Data extract
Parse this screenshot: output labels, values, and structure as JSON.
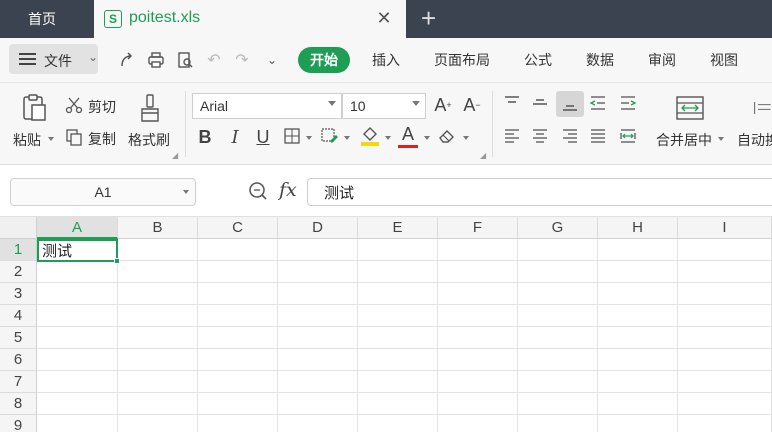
{
  "tabs": {
    "home_label": "首页",
    "file_icon": "S",
    "file_name": "poitest.xls",
    "close_glyph": "✕",
    "add_glyph": "+"
  },
  "menu": {
    "file_menu_label": "文件",
    "items": [
      {
        "label": "开始",
        "active": true
      },
      {
        "label": "插入",
        "active": false
      },
      {
        "label": "页面布局",
        "active": false
      },
      {
        "label": "公式",
        "active": false
      },
      {
        "label": "数据",
        "active": false
      },
      {
        "label": "审阅",
        "active": false
      },
      {
        "label": "视图",
        "active": false
      }
    ]
  },
  "ribbon": {
    "paste_label": "粘贴",
    "cut_label": "剪切",
    "copy_label": "复制",
    "format_painter_label": "格式刷",
    "font_name": "Arial",
    "font_size": "10",
    "bold": "B",
    "italic": "I",
    "underline": "U",
    "font_color_glyph": "A",
    "merge_label": "合并居中",
    "autowrap_label": "自动换"
  },
  "formula_bar": {
    "cell_ref": "A1",
    "fx_label": "fx",
    "content": "测试"
  },
  "sheet": {
    "columns": [
      "A",
      "B",
      "C",
      "D",
      "E",
      "F",
      "G",
      "H",
      "I"
    ],
    "rows": [
      "1",
      "2",
      "3",
      "4",
      "5",
      "6",
      "7",
      "8",
      "9"
    ],
    "a1_value": "测试"
  },
  "colors": {
    "accent": "#1e9e54",
    "titlebar": "#3c4350"
  }
}
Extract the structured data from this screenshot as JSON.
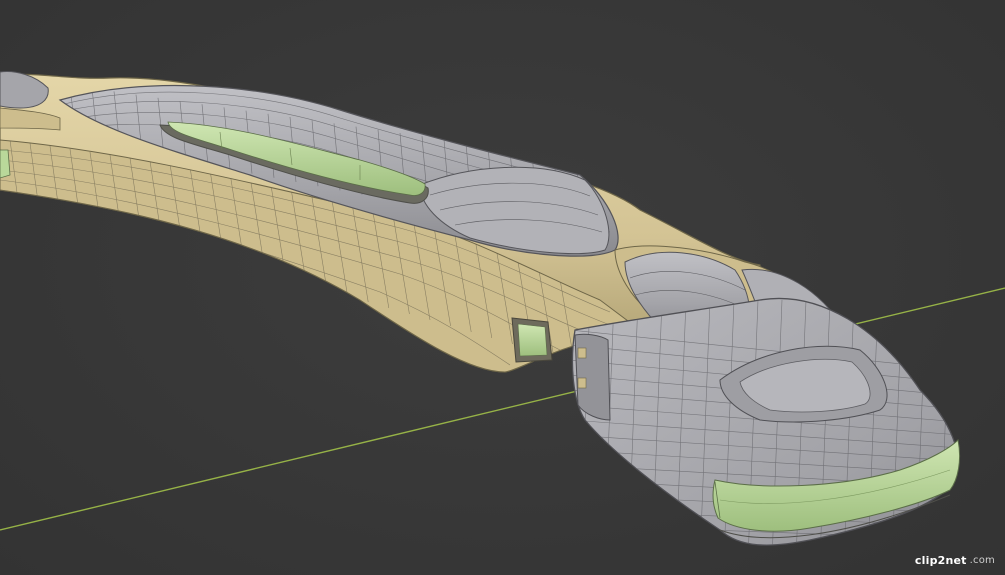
{
  "viewport": {
    "background": "#3a3a3a",
    "axis_color": "#a7c84a"
  },
  "model": {
    "hull_tan": "#d6c79b",
    "hull_grey": "#a8a8ad",
    "accent_green": "#b9d89a",
    "wire_color": "#5a5850"
  },
  "watermark": {
    "brand": "clip2net",
    "tld": ".com"
  }
}
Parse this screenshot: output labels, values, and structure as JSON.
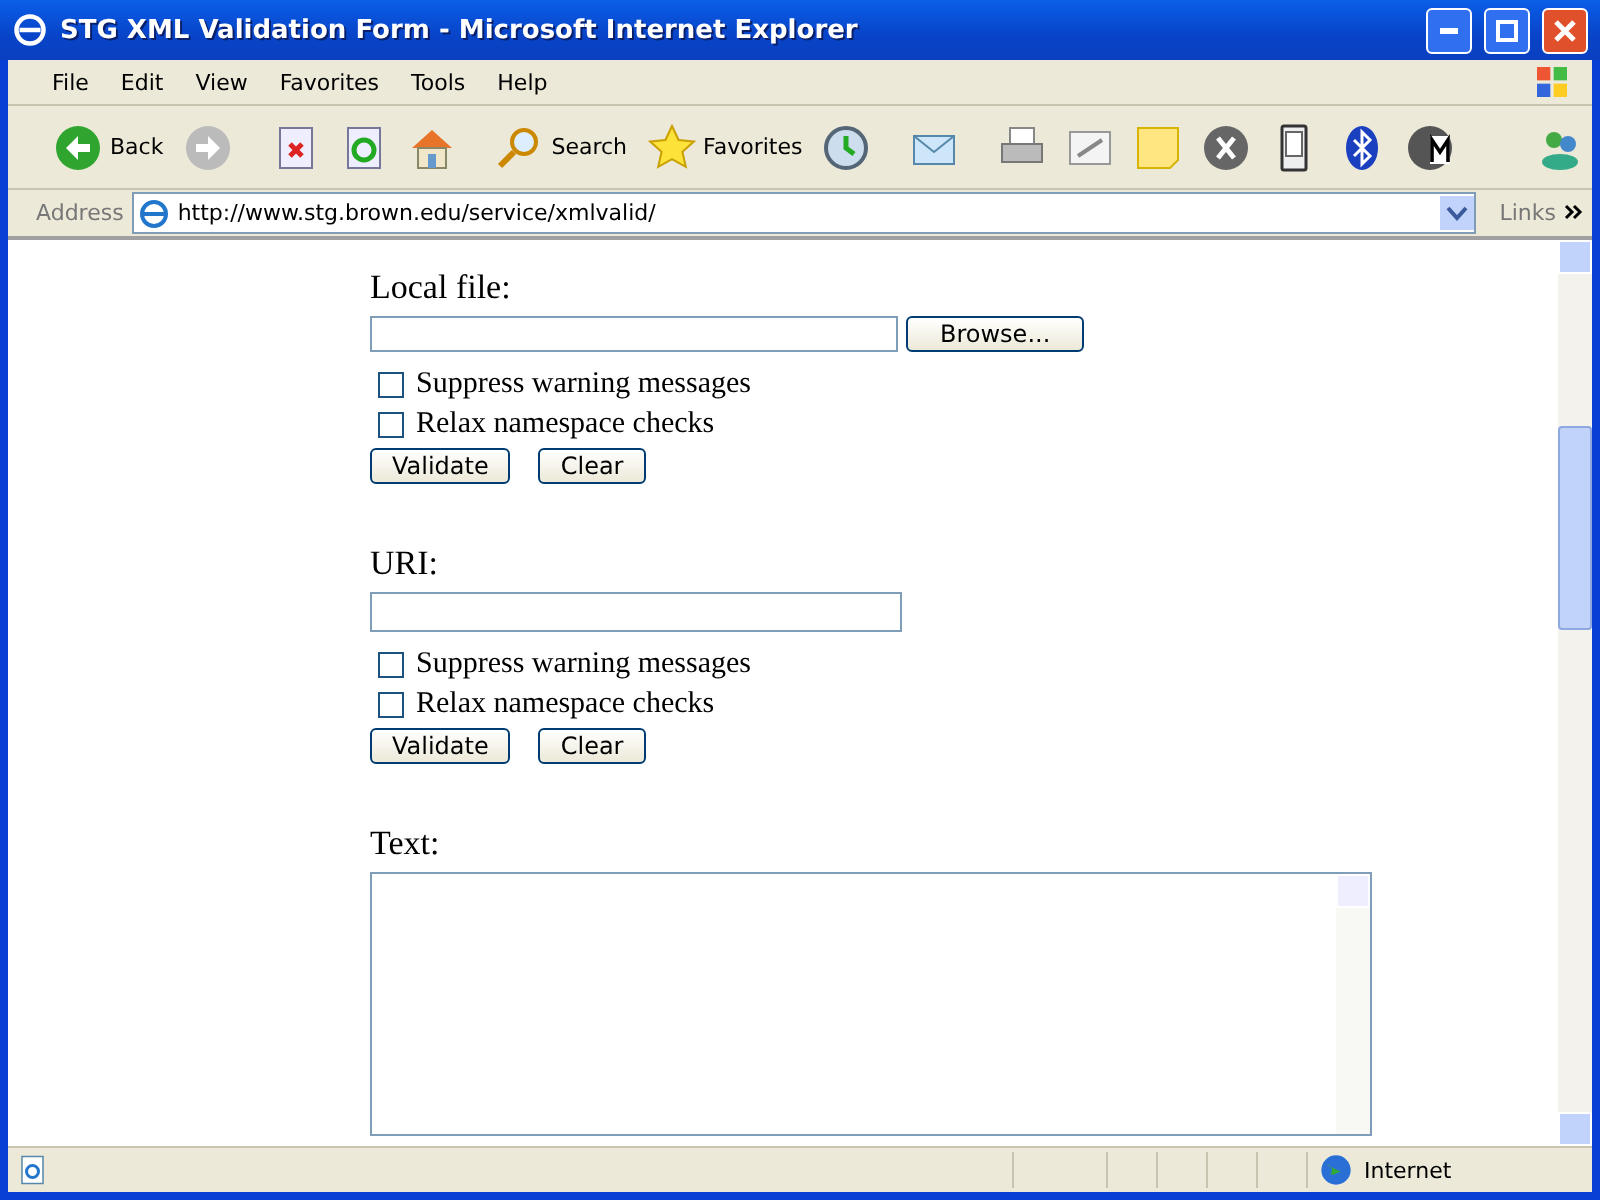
{
  "window": {
    "title": "STG XML Validation Form - Microsoft Internet Explorer"
  },
  "menu": [
    "File",
    "Edit",
    "View",
    "Favorites",
    "Tools",
    "Help"
  ],
  "toolbar": [
    {
      "kind": "back",
      "label": "Back"
    },
    {
      "kind": "forward"
    },
    {
      "kind": "stop"
    },
    {
      "kind": "refresh"
    },
    {
      "kind": "home"
    },
    {
      "kind": "search",
      "label": "Search"
    },
    {
      "kind": "favorites",
      "label": "Favorites"
    },
    {
      "kind": "history"
    },
    {
      "kind": "mail"
    },
    {
      "kind": "print"
    },
    {
      "kind": "edit"
    },
    {
      "kind": "note"
    },
    {
      "kind": "xcircle"
    },
    {
      "kind": "device"
    },
    {
      "kind": "bluetooth"
    },
    {
      "kind": "mlogo"
    }
  ],
  "address": {
    "label": "Address",
    "url": "http://www.stg.brown.edu/service/xmlvalid/",
    "links": "Links"
  },
  "sections": [
    {
      "kind": "file",
      "heading": "Local file:",
      "browse": "Browse...",
      "options": [
        {
          "label": "Suppress warning messages",
          "checked": false
        },
        {
          "label": "Relax namespace checks",
          "checked": false
        }
      ],
      "buttons": [
        "Validate",
        "Clear"
      ]
    },
    {
      "kind": "uri",
      "heading": "URI:",
      "options": [
        {
          "label": "Suppress warning messages",
          "checked": false
        },
        {
          "label": "Relax namespace checks",
          "checked": false
        }
      ],
      "buttons": [
        "Validate",
        "Clear"
      ]
    },
    {
      "kind": "text",
      "heading": "Text:"
    }
  ],
  "status_bar": {
    "zone": "Internet"
  }
}
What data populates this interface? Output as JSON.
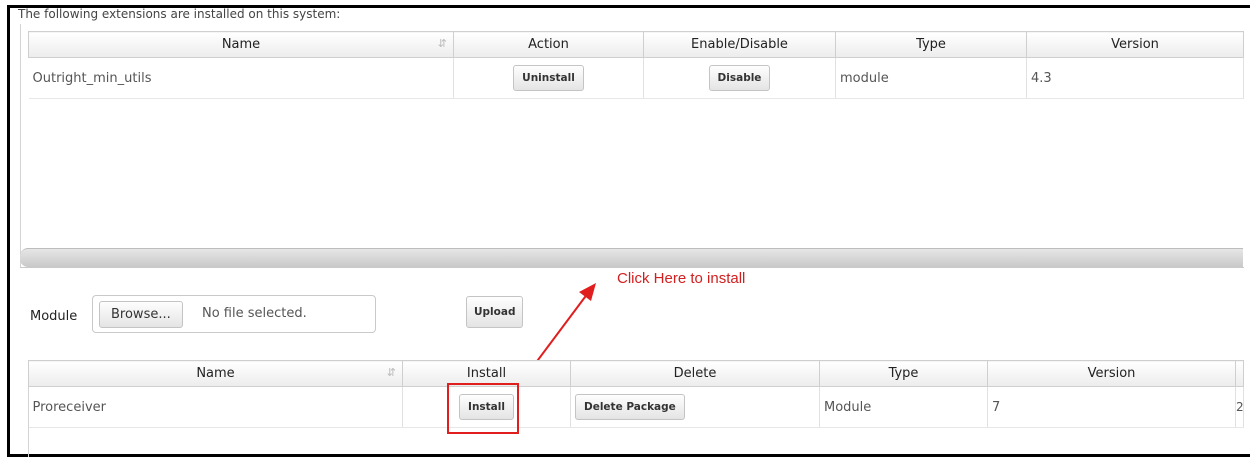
{
  "intro_text": "The following extensions are installed on this system:",
  "installed_table": {
    "headers": [
      "Name",
      "Action",
      "Enable/Disable",
      "Type",
      "Version"
    ],
    "rows": [
      {
        "name": "Outright_min_utils",
        "action": "Uninstall",
        "toggle": "Disable",
        "type": "module",
        "version": "4.3"
      }
    ]
  },
  "upload": {
    "label": "Module",
    "browse_label": "Browse...",
    "no_file_text": "No file selected.",
    "upload_label": "Upload"
  },
  "packages_table": {
    "headers": [
      "Name",
      "Install",
      "Delete",
      "Type",
      "Version"
    ],
    "rows": [
      {
        "name": "Proreceiver",
        "install": "Install",
        "delete": "Delete Package",
        "type": "Module",
        "version": "7",
        "extra": "2"
      }
    ]
  },
  "annotation": {
    "text": "Click Here to install",
    "color": "#d21f1f"
  },
  "icons": {
    "sort": "sort-arrows-icon"
  }
}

Task goal
Take the listing and print it again exactly, but without any pictures.

Correct response
Parse this screenshot: output labels, values, and structure as JSON.
{
  "tabs": {
    "home_label": "首页",
    "file_icon": "S",
    "file_name": "poitest.xls",
    "close_glyph": "✕",
    "add_glyph": "+"
  },
  "menu": {
    "file_menu_label": "文件",
    "items": [
      {
        "label": "开始",
        "active": true
      },
      {
        "label": "插入",
        "active": false
      },
      {
        "label": "页面布局",
        "active": false
      },
      {
        "label": "公式",
        "active": false
      },
      {
        "label": "数据",
        "active": false
      },
      {
        "label": "审阅",
        "active": false
      },
      {
        "label": "视图",
        "active": false
      }
    ]
  },
  "ribbon": {
    "paste_label": "粘贴",
    "cut_label": "剪切",
    "copy_label": "复制",
    "format_painter_label": "格式刷",
    "font_name": "Arial",
    "font_size": "10",
    "bold": "B",
    "italic": "I",
    "underline": "U",
    "font_color_glyph": "A",
    "merge_label": "合并居中",
    "autowrap_label": "自动换"
  },
  "formula_bar": {
    "cell_ref": "A1",
    "fx_label": "fx",
    "content": "测试"
  },
  "sheet": {
    "columns": [
      "A",
      "B",
      "C",
      "D",
      "E",
      "F",
      "G",
      "H",
      "I"
    ],
    "rows": [
      "1",
      "2",
      "3",
      "4",
      "5",
      "6",
      "7",
      "8",
      "9"
    ],
    "a1_value": "测试"
  },
  "colors": {
    "accent": "#1e9e54",
    "titlebar": "#3c4350"
  }
}
Extract the structured data from this screenshot as JSON.
{
  "viewport": {
    "background": "#3a3a3a",
    "axis_color": "#a7c84a"
  },
  "model": {
    "hull_tan": "#d6c79b",
    "hull_grey": "#a8a8ad",
    "accent_green": "#b9d89a",
    "wire_color": "#5a5850"
  },
  "watermark": {
    "brand": "clip2net",
    "tld": ".com"
  }
}
Parse this screenshot: output labels, values, and structure as JSON.
{
  "window": {
    "title": "STG XML Validation Form - Microsoft Internet Explorer"
  },
  "menu": [
    "File",
    "Edit",
    "View",
    "Favorites",
    "Tools",
    "Help"
  ],
  "toolbar": [
    {
      "kind": "back",
      "label": "Back"
    },
    {
      "kind": "forward"
    },
    {
      "kind": "stop"
    },
    {
      "kind": "refresh"
    },
    {
      "kind": "home"
    },
    {
      "kind": "search",
      "label": "Search"
    },
    {
      "kind": "favorites",
      "label": "Favorites"
    },
    {
      "kind": "history"
    },
    {
      "kind": "mail"
    },
    {
      "kind": "print"
    },
    {
      "kind": "edit"
    },
    {
      "kind": "note"
    },
    {
      "kind": "xcircle"
    },
    {
      "kind": "device"
    },
    {
      "kind": "bluetooth"
    },
    {
      "kind": "mlogo"
    }
  ],
  "address": {
    "label": "Address",
    "url": "http://www.stg.brown.edu/service/xmlvalid/",
    "links": "Links"
  },
  "sections": [
    {
      "kind": "file",
      "heading": "Local file:",
      "browse": "Browse...",
      "options": [
        {
          "label": "Suppress warning messages",
          "checked": false
        },
        {
          "label": "Relax namespace checks",
          "checked": false
        }
      ],
      "buttons": [
        "Validate",
        "Clear"
      ]
    },
    {
      "kind": "uri",
      "heading": "URI:",
      "options": [
        {
          "label": "Suppress warning messages",
          "checked": false
        },
        {
          "label": "Relax namespace checks",
          "checked": false
        }
      ],
      "buttons": [
        "Validate",
        "Clear"
      ]
    },
    {
      "kind": "text",
      "heading": "Text:"
    }
  ],
  "status_bar": {
    "zone": "Internet"
  }
}
What data populates this interface? Output as JSON.
{
  "intro_text": "The following extensions are installed on this system:",
  "installed_table": {
    "headers": [
      "Name",
      "Action",
      "Enable/Disable",
      "Type",
      "Version"
    ],
    "rows": [
      {
        "name": "Outright_min_utils",
        "action": "Uninstall",
        "toggle": "Disable",
        "type": "module",
        "version": "4.3"
      }
    ]
  },
  "upload": {
    "label": "Module",
    "browse_label": "Browse...",
    "no_file_text": "No file selected.",
    "upload_label": "Upload"
  },
  "packages_table": {
    "headers": [
      "Name",
      "Install",
      "Delete",
      "Type",
      "Version"
    ],
    "rows": [
      {
        "name": "Proreceiver",
        "install": "Install",
        "delete": "Delete Package",
        "type": "Module",
        "version": "7",
        "extra": "2"
      }
    ]
  },
  "annotation": {
    "text": "Click Here to install",
    "color": "#d21f1f"
  },
  "icons": {
    "sort": "sort-arrows-icon"
  }
}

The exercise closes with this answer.